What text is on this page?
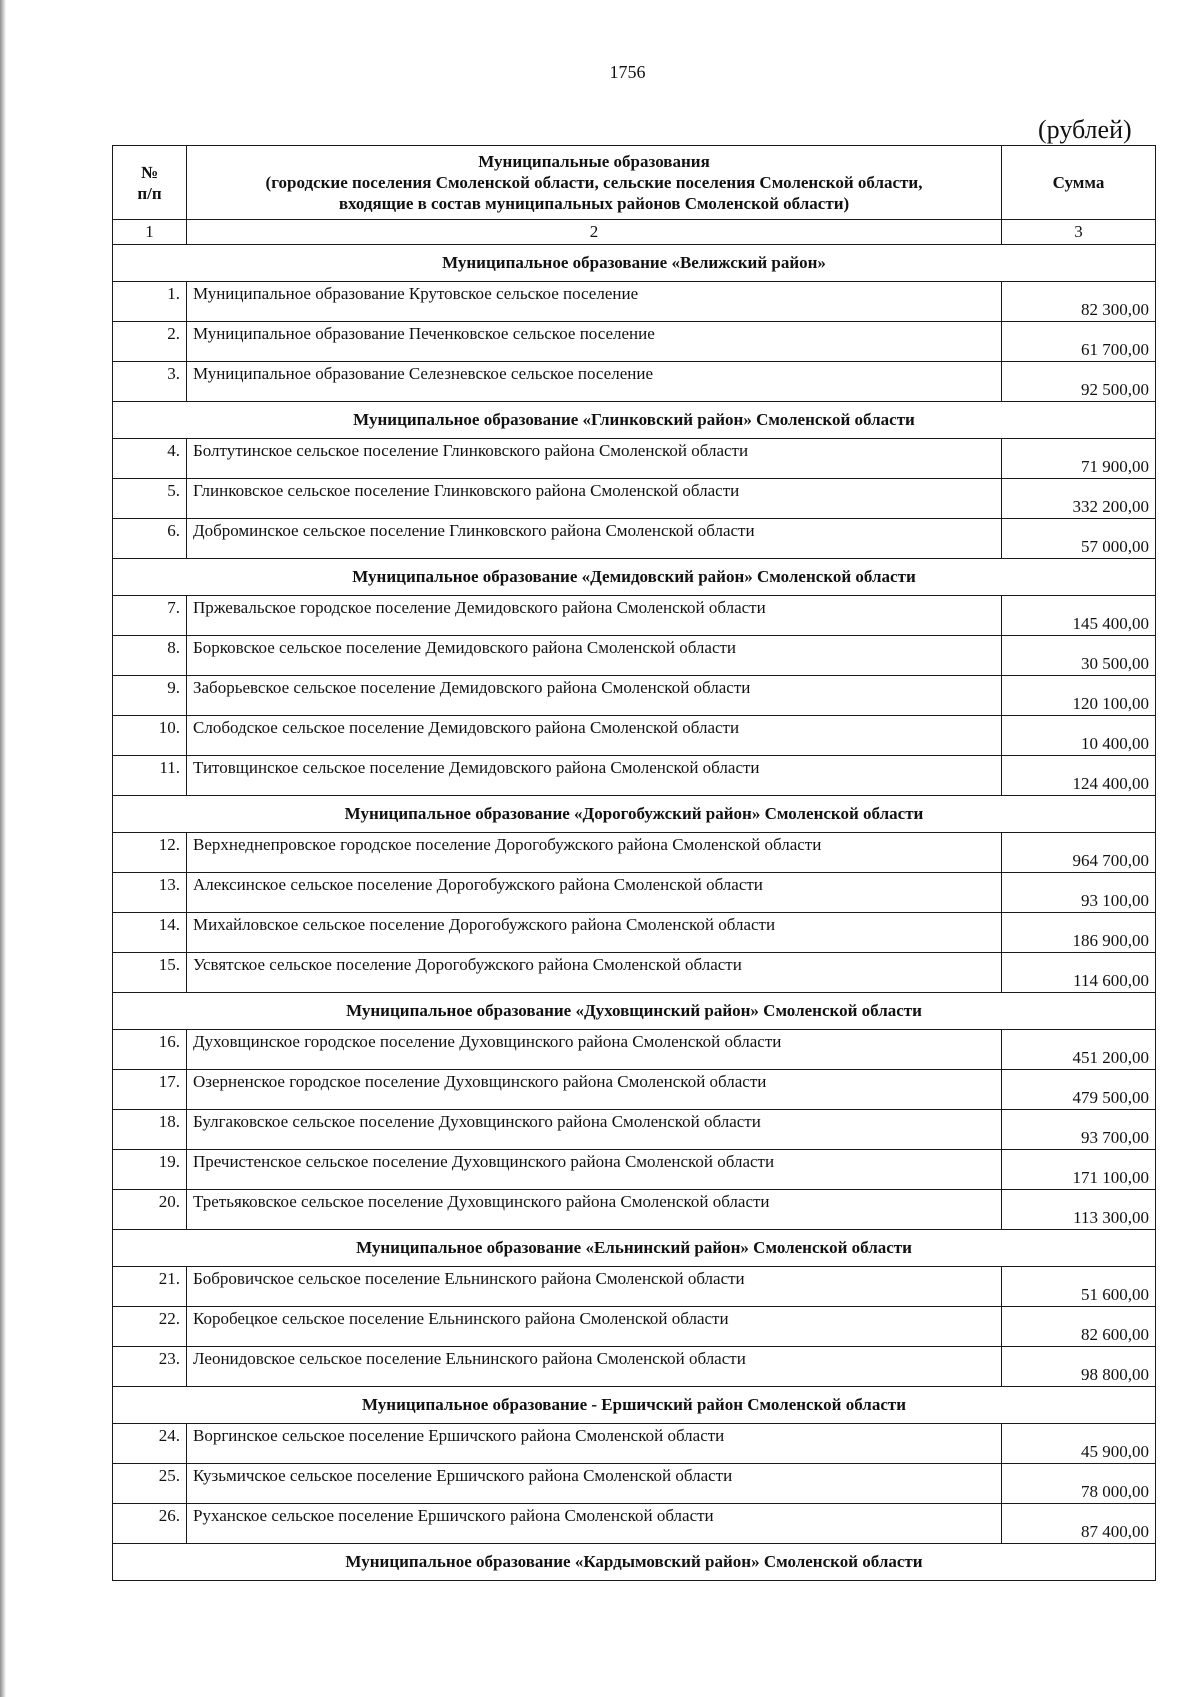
1756
(рублей)
№
п/п	Муниципальные образования
(городские поселения Смоленской области, сельские поселения Смоленской области,
входящие в состав муниципальных районов Смоленской области)	Сумма
1	2	3
Муниципальное образование «Велижский район»		
1.	Муниципальное образование Крутовское сельское поселение	82 300,00
2.	Муниципальное образование Печенковское сельское поселение	61 700,00
3.	Муниципальное образование Селезневское сельское поселение	92 500,00
Муниципальное образование «Глинковский район» Смоленской области		
4.	Болтутинское сельское поселение Глинковского района Смоленской области	71 900,00
5.	Глинковское сельское поселение Глинковского района Смоленской области	332 200,00
6.	Доброминское сельское поселение Глинковского района Смоленской области	57 000,00
Муниципальное образование «Демидовский район» Смоленской области		
7.	Пржевальское городское поселение Демидовского района Смоленской области	145 400,00
8.	Борковское сельское поселение Демидовского района Смоленской области	30 500,00
9.	Заборьевское сельское поселение Демидовского района Смоленской области	120 100,00
10.	Слободское сельское поселение Демидовского района Смоленской области	10 400,00
11.	Титовщинское сельское поселение Демидовского района Смоленской области	124 400,00
Муниципальное образование «Дорогобужский район» Смоленской области		
12.	Верхнеднепровское городское поселение Дорогобужского района Смоленской области	964 700,00
13.	Алексинское сельское поселение Дорогобужского района Смоленской области	93 100,00
14.	Михайловское сельское поселение Дорогобужского района Смоленской области	186 900,00
15.	Усвятское сельское поселение Дорогобужского района Смоленской области	114 600,00
Муниципальное образование «Духовщинский район» Смоленской области		
16.	Духовщинское городское поселение Духовщинского района Смоленской области	451 200,00
17.	Озерненское городское поселение Духовщинского района Смоленской области	479 500,00
18.	Булгаковское сельское поселение Духовщинского района Смоленской области	93 700,00
19.	Пречистенское сельское поселение Духовщинского района Смоленской области	171 100,00
20.	Третьяковское сельское поселение Духовщинского района Смоленской области	113 300,00
Муниципальное образование «Ельнинский район» Смоленской области		
21.	Бобровичское сельское поселение Ельнинского района Смоленской области	51 600,00
22.	Коробецкое сельское поселение Ельнинского района Смоленской области	82 600,00
23.	Леонидовское сельское поселение Ельнинского района Смоленской области	98 800,00
Муниципальное образование - Ершичский район Смоленской области		
24.	Воргинское сельское поселение Ершичского района Смоленской области	45 900,00
25.	Кузьмичское сельское поселение Ершичского района Смоленской области	78 000,00
26.	Руханское сельское поселение Ершичского района Смоленской области	87 400,00
Муниципальное образование «Кардымовский район» Смоленской области		
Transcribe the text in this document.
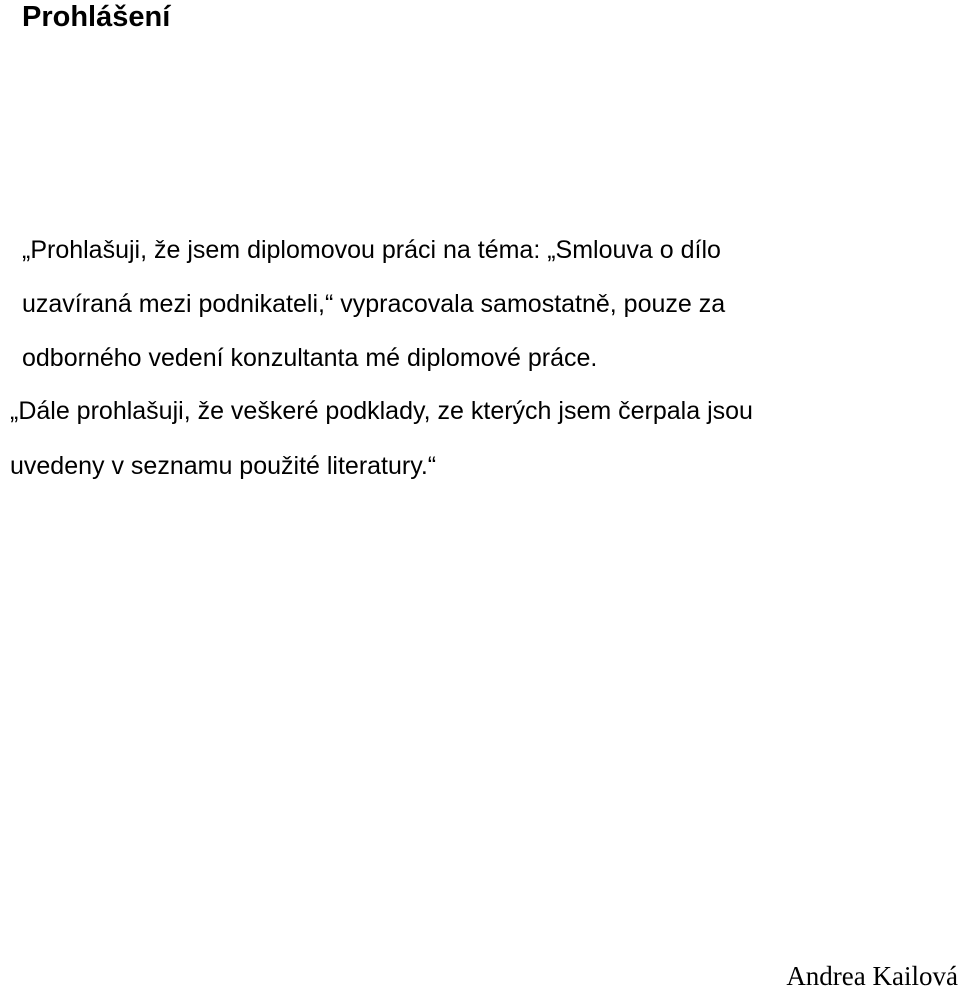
Prohlášení

„Prohlašuji, že jsem diplomovou práci na téma: „Smlouva o dílo

uzavíraná mezi podnikateli,“ vypracovala samostatně, pouze za

odborného vedení konzultanta mé diplomové práce.

„Dále prohlašuji, že veškeré podklady, ze kterých jsem čerpala jsou

uvedeny v seznamu použité literatury.“

Andrea Kailová
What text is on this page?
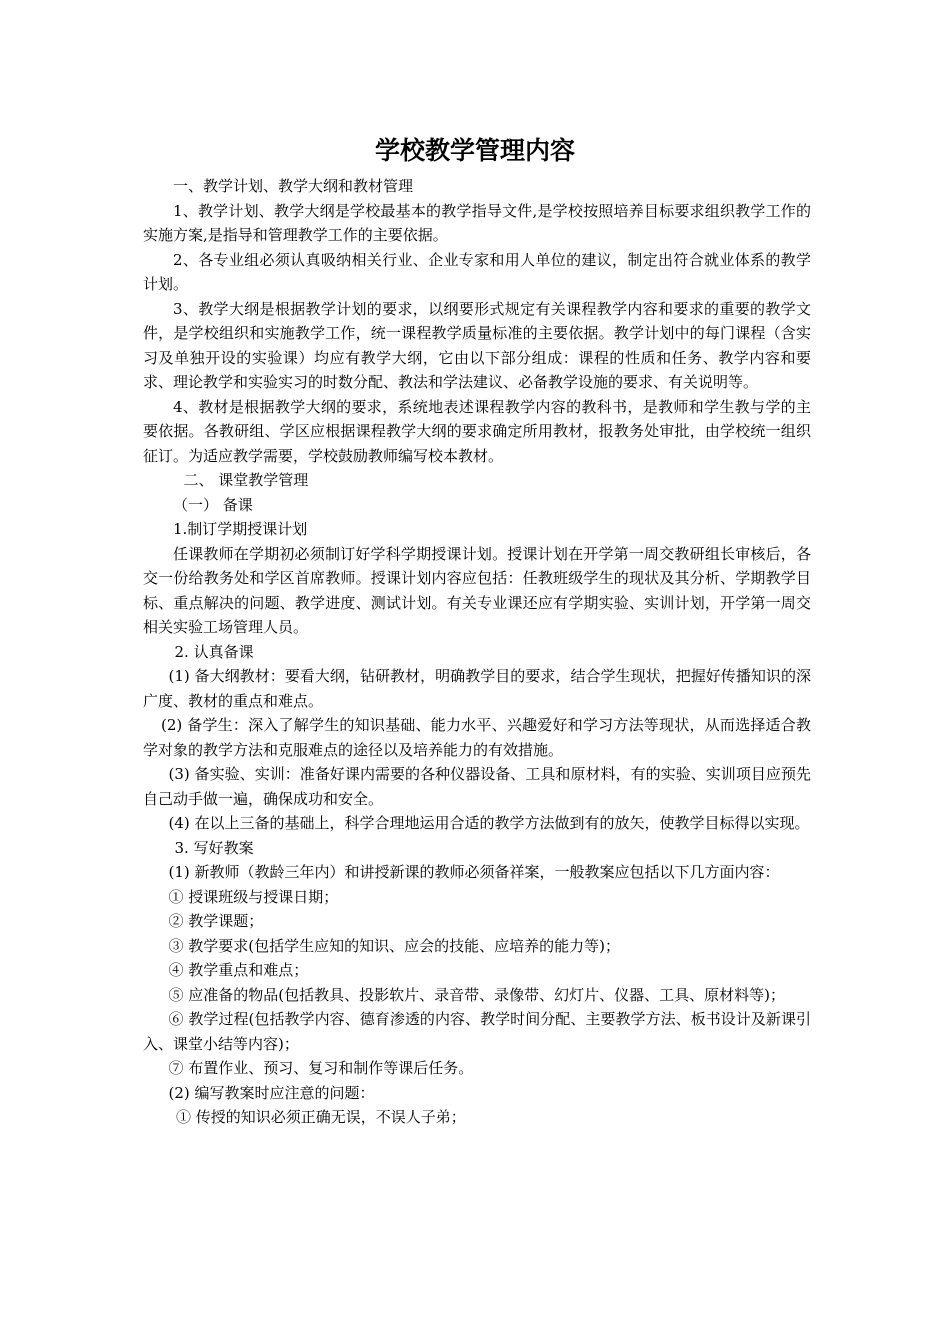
学校教学管理内容

一、教学计划、教学大纲和教材管理

1、教学计划、教学大纲是学校最基本的教学指导文件,是学校按照培养目标要求组织教学工作的实施方案,是指导和管理教学工作的主要依据。

2、各专业组必须认真吸纳相关行业、企业专家和用人单位的建议，制定出符合就业体系的教学计划。

3、教学大纲是根据教学计划的要求，以纲要形式规定有关课程教学内容和要求的重要的教学文件，是学校组织和实施教学工作，统一课程教学质量标准的主要依据。教学计划中的每门课程（含实习及单独开设的实验课）均应有教学大纲，它由以下部分组成：课程的性质和任务、教学内容和要求、理论教学和实验实习的时数分配、教法和学法建议、必备教学设施的要求、有关说明等。

4、教材是根据教学大纲的要求，系统地表述课程教学内容的教科书，是教师和学生教与学的主要依据。各教研组、学区应根据课程教学大纲的要求确定所用教材，报教务处审批，由学校统一组织征订。为适应教学需要，学校鼓励教师编写校本教材。

二、 课堂教学管理

（一） 备课

1.制订学期授课计划

任课教师在学期初必须制订好学科学期授课计划。授课计划在开学第一周交教研组长审核后，各交一份给教务处和学区首席教师。授课计划内容应包括：任教班级学生的现状及其分析、学期教学目标、重点解决的问题、教学进度、测试计划。有关专业课还应有学期实验、实训计划，开学第一周交相关实验工场管理人员。

2. 认真备课

(1) 备大纲教材：要看大纲，钻研教材，明确教学目的要求，结合学生现状，把握好传播知识的深广度、教材的重点和难点。

(2) 备学生：深入了解学生的知识基础、能力水平、兴趣爱好和学习方法等现状，从而选择适合教学对象的教学方法和克服难点的途径以及培养能力的有效措施。

(3) 备实验、实训：准备好课内需要的各种仪器设备、工具和原材料，有的实验、实训项目应预先自己动手做一遍，确保成功和安全。

(4) 在以上三备的基础上，科学合理地运用合适的教学方法做到有的放矢，使教学目标得以实现。

3. 写好教案

(1) 新教师（教龄三年内）和讲授新课的教师必须备祥案，一般教案应包括以下几方面内容：

① 授课班级与授课日期；

② 教学课题；

③ 教学要求(包括学生应知的知识、应会的技能、应培养的能力等)；

④ 教学重点和难点；

⑤ 应准备的物品(包括教具、投影软片、录音带、录像带、幻灯片、仪器、工具、原材料等)；

⑥ 教学过程(包括教学内容、德育渗透的内容、教学时间分配、主要教学方法、板书设计及新课引入、课堂小结等内容)；

⑦ 布置作业、预习、复习和制作等课后任务。

(2) 编写教案时应注意的问题：

① 传授的知识必须正确无误，不误人子弟；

Work to be completed: Say the number of lines in the records above that include the string "jsem", and no more.

Output of the task: 2